| AIM |
Print the complete set of entries exactly.

--- Start of ENTRIES ---

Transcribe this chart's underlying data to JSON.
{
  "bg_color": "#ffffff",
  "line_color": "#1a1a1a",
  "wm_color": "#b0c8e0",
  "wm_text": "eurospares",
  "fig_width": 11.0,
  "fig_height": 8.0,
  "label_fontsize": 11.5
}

--- End of ENTRIES ---

| CORRECT RESPONSE |
Transcribe this chart's underlying data to JSON.
{
  "bg_color": "#ffffff",
  "line_color": "#1a1a1a",
  "wm_color": "#b0c8e0",
  "wm_text": "eurospares",
  "fig_width": 11.0,
  "fig_height": 8.0,
  "label_fontsize": 11.5
}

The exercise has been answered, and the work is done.